## SHORT EXERCISE
Do not carry the pictures over; copy every other part of the entries exactly.

--- START ---

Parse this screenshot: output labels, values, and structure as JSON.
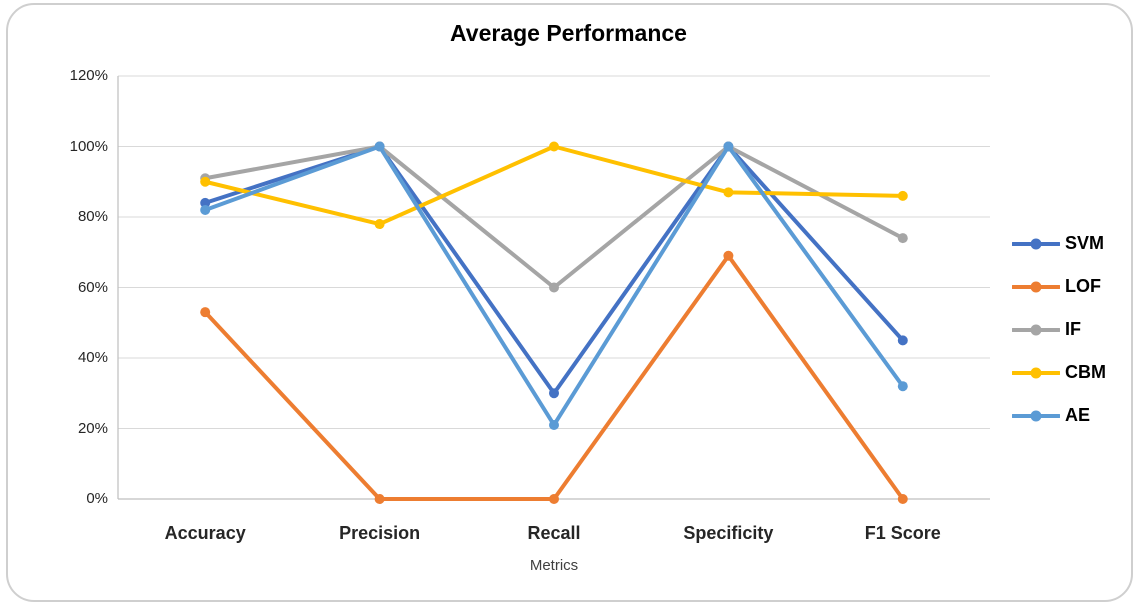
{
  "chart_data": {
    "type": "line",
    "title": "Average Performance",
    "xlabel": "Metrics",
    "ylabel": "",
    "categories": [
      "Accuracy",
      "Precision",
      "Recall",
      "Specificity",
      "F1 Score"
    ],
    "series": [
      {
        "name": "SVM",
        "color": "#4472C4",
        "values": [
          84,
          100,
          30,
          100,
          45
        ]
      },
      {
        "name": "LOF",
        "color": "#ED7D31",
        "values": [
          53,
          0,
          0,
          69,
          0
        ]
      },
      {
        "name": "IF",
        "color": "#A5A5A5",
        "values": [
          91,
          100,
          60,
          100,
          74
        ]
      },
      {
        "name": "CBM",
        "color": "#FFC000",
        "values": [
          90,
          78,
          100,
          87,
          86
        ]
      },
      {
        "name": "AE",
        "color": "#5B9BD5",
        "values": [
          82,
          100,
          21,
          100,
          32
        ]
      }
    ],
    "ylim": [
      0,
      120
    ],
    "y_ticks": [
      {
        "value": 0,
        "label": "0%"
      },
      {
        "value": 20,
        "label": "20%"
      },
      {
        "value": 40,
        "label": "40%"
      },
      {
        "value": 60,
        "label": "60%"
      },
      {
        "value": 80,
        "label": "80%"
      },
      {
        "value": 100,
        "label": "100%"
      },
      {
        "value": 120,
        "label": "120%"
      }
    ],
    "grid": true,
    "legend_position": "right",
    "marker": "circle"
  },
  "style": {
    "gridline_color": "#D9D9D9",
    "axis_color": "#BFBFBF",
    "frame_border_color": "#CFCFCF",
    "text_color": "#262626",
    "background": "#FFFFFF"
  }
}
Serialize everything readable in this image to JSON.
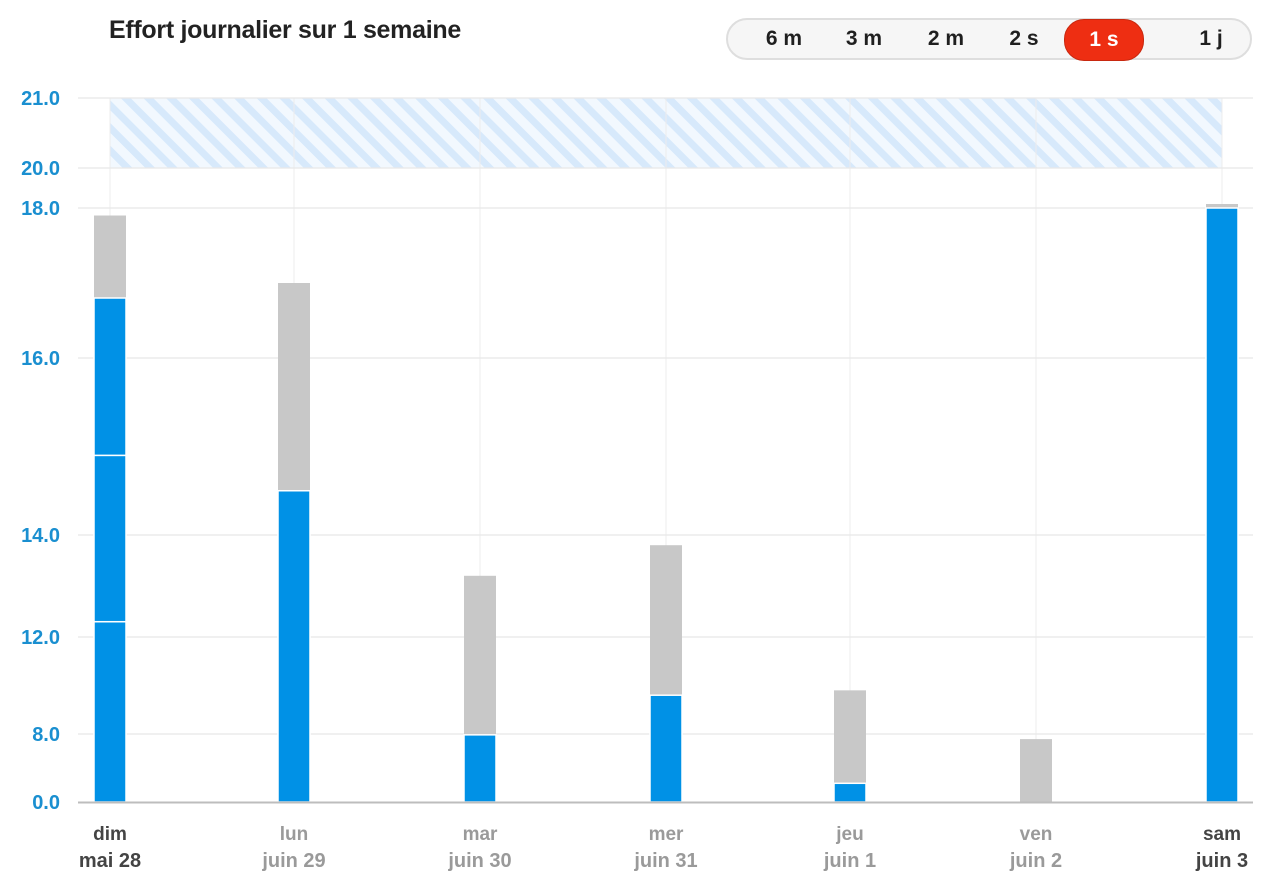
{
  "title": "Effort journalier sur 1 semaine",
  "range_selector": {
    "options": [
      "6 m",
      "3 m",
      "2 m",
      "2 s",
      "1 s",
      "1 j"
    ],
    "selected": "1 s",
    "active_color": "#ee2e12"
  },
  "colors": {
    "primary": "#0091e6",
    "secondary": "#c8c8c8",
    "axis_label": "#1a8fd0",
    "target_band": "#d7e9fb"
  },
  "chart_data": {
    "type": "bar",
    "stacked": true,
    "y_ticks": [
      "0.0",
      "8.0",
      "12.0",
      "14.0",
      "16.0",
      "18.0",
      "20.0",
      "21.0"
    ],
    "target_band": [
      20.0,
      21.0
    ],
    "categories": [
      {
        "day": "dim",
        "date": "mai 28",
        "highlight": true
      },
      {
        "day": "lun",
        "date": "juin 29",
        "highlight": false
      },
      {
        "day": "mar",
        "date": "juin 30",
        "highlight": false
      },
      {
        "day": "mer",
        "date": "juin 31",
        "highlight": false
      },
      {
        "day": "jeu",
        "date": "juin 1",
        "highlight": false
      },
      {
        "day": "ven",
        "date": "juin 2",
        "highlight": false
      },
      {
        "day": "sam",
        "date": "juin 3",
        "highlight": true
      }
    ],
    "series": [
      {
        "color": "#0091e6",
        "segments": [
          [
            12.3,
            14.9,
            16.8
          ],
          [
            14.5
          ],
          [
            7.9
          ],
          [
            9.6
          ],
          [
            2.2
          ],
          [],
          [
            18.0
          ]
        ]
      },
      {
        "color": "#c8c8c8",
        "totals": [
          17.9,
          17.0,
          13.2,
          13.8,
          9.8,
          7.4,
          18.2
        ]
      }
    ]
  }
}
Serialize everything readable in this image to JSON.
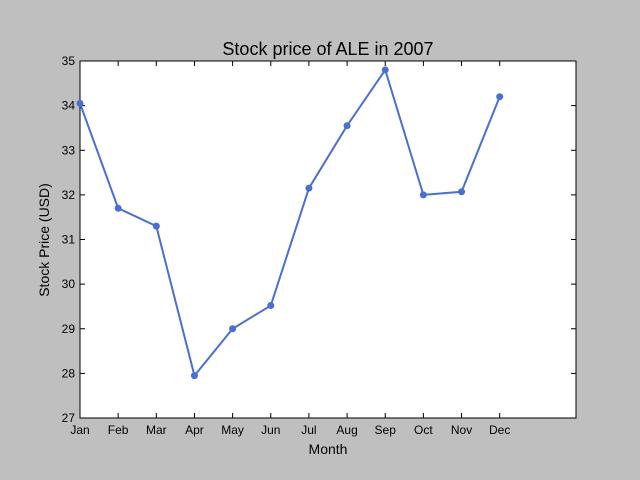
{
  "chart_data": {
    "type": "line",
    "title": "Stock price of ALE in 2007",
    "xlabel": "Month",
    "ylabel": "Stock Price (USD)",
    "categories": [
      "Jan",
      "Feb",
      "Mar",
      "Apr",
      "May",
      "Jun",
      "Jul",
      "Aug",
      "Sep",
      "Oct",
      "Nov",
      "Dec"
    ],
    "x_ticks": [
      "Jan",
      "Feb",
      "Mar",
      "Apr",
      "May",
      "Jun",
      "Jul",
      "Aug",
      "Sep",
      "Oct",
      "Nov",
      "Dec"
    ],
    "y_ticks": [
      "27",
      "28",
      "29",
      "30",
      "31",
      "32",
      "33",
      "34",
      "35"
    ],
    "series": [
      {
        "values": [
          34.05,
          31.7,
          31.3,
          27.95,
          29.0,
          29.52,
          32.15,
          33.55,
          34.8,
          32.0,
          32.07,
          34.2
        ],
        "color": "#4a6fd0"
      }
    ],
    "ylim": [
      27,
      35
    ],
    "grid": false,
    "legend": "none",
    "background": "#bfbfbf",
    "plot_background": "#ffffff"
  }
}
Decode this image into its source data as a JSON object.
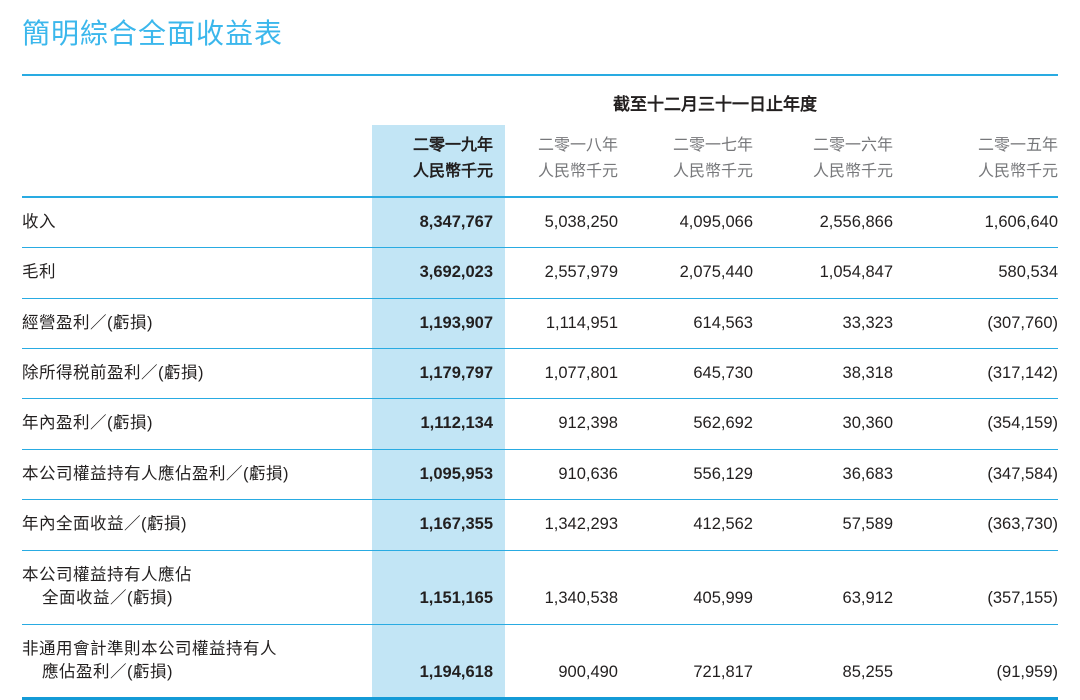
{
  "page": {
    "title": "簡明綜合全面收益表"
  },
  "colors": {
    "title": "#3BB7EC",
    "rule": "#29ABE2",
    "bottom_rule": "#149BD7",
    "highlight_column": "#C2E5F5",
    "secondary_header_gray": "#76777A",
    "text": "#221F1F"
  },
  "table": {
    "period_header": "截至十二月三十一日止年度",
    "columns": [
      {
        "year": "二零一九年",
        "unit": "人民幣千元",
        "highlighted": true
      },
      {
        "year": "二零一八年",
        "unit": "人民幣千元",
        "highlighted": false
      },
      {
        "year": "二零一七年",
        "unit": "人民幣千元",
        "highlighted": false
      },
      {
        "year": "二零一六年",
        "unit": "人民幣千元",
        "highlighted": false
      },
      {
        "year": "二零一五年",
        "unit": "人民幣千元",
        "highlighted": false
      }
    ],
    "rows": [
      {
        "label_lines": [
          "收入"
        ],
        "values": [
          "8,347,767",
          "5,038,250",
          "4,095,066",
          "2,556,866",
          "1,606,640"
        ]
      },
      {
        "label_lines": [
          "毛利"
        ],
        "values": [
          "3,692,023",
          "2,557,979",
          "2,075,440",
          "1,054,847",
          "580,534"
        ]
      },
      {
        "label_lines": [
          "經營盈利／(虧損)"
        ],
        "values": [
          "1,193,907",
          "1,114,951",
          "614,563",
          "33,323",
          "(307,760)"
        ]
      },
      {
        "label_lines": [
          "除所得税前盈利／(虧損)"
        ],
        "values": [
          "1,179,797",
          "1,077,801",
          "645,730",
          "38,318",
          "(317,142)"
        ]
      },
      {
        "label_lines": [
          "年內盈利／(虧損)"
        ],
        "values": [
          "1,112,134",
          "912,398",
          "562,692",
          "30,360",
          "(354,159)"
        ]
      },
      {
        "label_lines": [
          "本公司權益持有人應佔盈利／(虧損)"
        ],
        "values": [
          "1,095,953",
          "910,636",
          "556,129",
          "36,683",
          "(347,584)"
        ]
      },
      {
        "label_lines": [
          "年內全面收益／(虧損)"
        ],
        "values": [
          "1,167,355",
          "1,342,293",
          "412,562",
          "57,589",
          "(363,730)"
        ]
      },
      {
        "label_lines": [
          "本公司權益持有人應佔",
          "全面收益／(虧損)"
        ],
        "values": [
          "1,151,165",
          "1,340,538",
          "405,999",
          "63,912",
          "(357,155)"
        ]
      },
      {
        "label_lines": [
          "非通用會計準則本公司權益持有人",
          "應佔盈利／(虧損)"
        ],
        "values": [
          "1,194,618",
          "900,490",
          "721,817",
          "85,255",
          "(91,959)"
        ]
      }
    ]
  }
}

--- END ---

## ANSWER IN FULL
Parse this screenshot: output labels, values, and structure as JSON.
{
  "chart_data": {
    "type": "line",
    "title": "Average Performance",
    "xlabel": "Metrics",
    "ylabel": "",
    "categories": [
      "Accuracy",
      "Precision",
      "Recall",
      "Specificity",
      "F1 Score"
    ],
    "series": [
      {
        "name": "SVM",
        "color": "#4472C4",
        "values": [
          84,
          100,
          30,
          100,
          45
        ]
      },
      {
        "name": "LOF",
        "color": "#ED7D31",
        "values": [
          53,
          0,
          0,
          69,
          0
        ]
      },
      {
        "name": "IF",
        "color": "#A5A5A5",
        "values": [
          91,
          100,
          60,
          100,
          74
        ]
      },
      {
        "name": "CBM",
        "color": "#FFC000",
        "values": [
          90,
          78,
          100,
          87,
          86
        ]
      },
      {
        "name": "AE",
        "color": "#5B9BD5",
        "values": [
          82,
          100,
          21,
          100,
          32
        ]
      }
    ],
    "ylim": [
      0,
      120
    ],
    "y_ticks": [
      {
        "value": 0,
        "label": "0%"
      },
      {
        "value": 20,
        "label": "20%"
      },
      {
        "value": 40,
        "label": "40%"
      },
      {
        "value": 60,
        "label": "60%"
      },
      {
        "value": 80,
        "label": "80%"
      },
      {
        "value": 100,
        "label": "100%"
      },
      {
        "value": 120,
        "label": "120%"
      }
    ],
    "grid": true,
    "legend_position": "right",
    "marker": "circle"
  },
  "style": {
    "gridline_color": "#D9D9D9",
    "axis_color": "#BFBFBF",
    "frame_border_color": "#CFCFCF",
    "text_color": "#262626",
    "background": "#FFFFFF"
  }
}
Serialize everything readable in this image to JSON.
{
  "title": "Effort journalier sur 1 semaine",
  "range_selector": {
    "options": [
      "6 m",
      "3 m",
      "2 m",
      "2 s",
      "1 s",
      "1 j"
    ],
    "selected": "1 s",
    "active_color": "#ee2e12"
  },
  "colors": {
    "primary": "#0091e6",
    "secondary": "#c8c8c8",
    "axis_label": "#1a8fd0",
    "target_band": "#d7e9fb"
  },
  "chart_data": {
    "type": "bar",
    "stacked": true,
    "y_ticks": [
      "0.0",
      "8.0",
      "12.0",
      "14.0",
      "16.0",
      "18.0",
      "20.0",
      "21.0"
    ],
    "target_band": [
      20.0,
      21.0
    ],
    "categories": [
      {
        "day": "dim",
        "date": "mai 28",
        "highlight": true
      },
      {
        "day": "lun",
        "date": "juin 29",
        "highlight": false
      },
      {
        "day": "mar",
        "date": "juin 30",
        "highlight": false
      },
      {
        "day": "mer",
        "date": "juin 31",
        "highlight": false
      },
      {
        "day": "jeu",
        "date": "juin 1",
        "highlight": false
      },
      {
        "day": "ven",
        "date": "juin 2",
        "highlight": false
      },
      {
        "day": "sam",
        "date": "juin 3",
        "highlight": true
      }
    ],
    "series": [
      {
        "color": "#0091e6",
        "segments": [
          [
            12.3,
            14.9,
            16.8
          ],
          [
            14.5
          ],
          [
            7.9
          ],
          [
            9.6
          ],
          [
            2.2
          ],
          [],
          [
            18.0
          ]
        ]
      },
      {
        "color": "#c8c8c8",
        "totals": [
          17.9,
          17.0,
          13.2,
          13.8,
          9.8,
          7.4,
          18.2
        ]
      }
    ]
  }
}
Serialize everything readable in this image to JSON.
{
  "chart_data": {
    "type": "line",
    "title": "Stock price of ALE in 2007",
    "xlabel": "Month",
    "ylabel": "Stock Price (USD)",
    "categories": [
      "Jan",
      "Feb",
      "Mar",
      "Apr",
      "May",
      "Jun",
      "Jul",
      "Aug",
      "Sep",
      "Oct",
      "Nov",
      "Dec"
    ],
    "x_ticks": [
      "Jan",
      "Feb",
      "Mar",
      "Apr",
      "May",
      "Jun",
      "Jul",
      "Aug",
      "Sep",
      "Oct",
      "Nov",
      "Dec"
    ],
    "y_ticks": [
      "27",
      "28",
      "29",
      "30",
      "31",
      "32",
      "33",
      "34",
      "35"
    ],
    "series": [
      {
        "values": [
          34.05,
          31.7,
          31.3,
          27.95,
          29.0,
          29.52,
          32.15,
          33.55,
          34.8,
          32.0,
          32.07,
          34.2
        ],
        "color": "#4a6fd0"
      }
    ],
    "ylim": [
      27,
      35
    ],
    "grid": false,
    "legend": "none",
    "background": "#bfbfbf",
    "plot_background": "#ffffff"
  }
}
Decode this image into its source data as a JSON object.
{
  "page": {
    "title": "簡明綜合全面收益表"
  },
  "colors": {
    "title": "#3BB7EC",
    "rule": "#29ABE2",
    "bottom_rule": "#149BD7",
    "highlight_column": "#C2E5F5",
    "secondary_header_gray": "#76777A",
    "text": "#221F1F"
  },
  "table": {
    "period_header": "截至十二月三十一日止年度",
    "columns": [
      {
        "year": "二零一九年",
        "unit": "人民幣千元",
        "highlighted": true
      },
      {
        "year": "二零一八年",
        "unit": "人民幣千元",
        "highlighted": false
      },
      {
        "year": "二零一七年",
        "unit": "人民幣千元",
        "highlighted": false
      },
      {
        "year": "二零一六年",
        "unit": "人民幣千元",
        "highlighted": false
      },
      {
        "year": "二零一五年",
        "unit": "人民幣千元",
        "highlighted": false
      }
    ],
    "rows": [
      {
        "label_lines": [
          "收入"
        ],
        "values": [
          "8,347,767",
          "5,038,250",
          "4,095,066",
          "2,556,866",
          "1,606,640"
        ]
      },
      {
        "label_lines": [
          "毛利"
        ],
        "values": [
          "3,692,023",
          "2,557,979",
          "2,075,440",
          "1,054,847",
          "580,534"
        ]
      },
      {
        "label_lines": [
          "經營盈利／(虧損)"
        ],
        "values": [
          "1,193,907",
          "1,114,951",
          "614,563",
          "33,323",
          "(307,760)"
        ]
      },
      {
        "label_lines": [
          "除所得税前盈利／(虧損)"
        ],
        "values": [
          "1,179,797",
          "1,077,801",
          "645,730",
          "38,318",
          "(317,142)"
        ]
      },
      {
        "label_lines": [
          "年內盈利／(虧損)"
        ],
        "values": [
          "1,112,134",
          "912,398",
          "562,692",
          "30,360",
          "(354,159)"
        ]
      },
      {
        "label_lines": [
          "本公司權益持有人應佔盈利／(虧損)"
        ],
        "values": [
          "1,095,953",
          "910,636",
          "556,129",
          "36,683",
          "(347,584)"
        ]
      },
      {
        "label_lines": [
          "年內全面收益／(虧損)"
        ],
        "values": [
          "1,167,355",
          "1,342,293",
          "412,562",
          "57,589",
          "(363,730)"
        ]
      },
      {
        "label_lines": [
          "本公司權益持有人應佔",
          "全面收益／(虧損)"
        ],
        "values": [
          "1,151,165",
          "1,340,538",
          "405,999",
          "63,912",
          "(357,155)"
        ]
      },
      {
        "label_lines": [
          "非通用會計準則本公司權益持有人",
          "應佔盈利／(虧損)"
        ],
        "values": [
          "1,194,618",
          "900,490",
          "721,817",
          "85,255",
          "(91,959)"
        ]
      }
    ]
  }
}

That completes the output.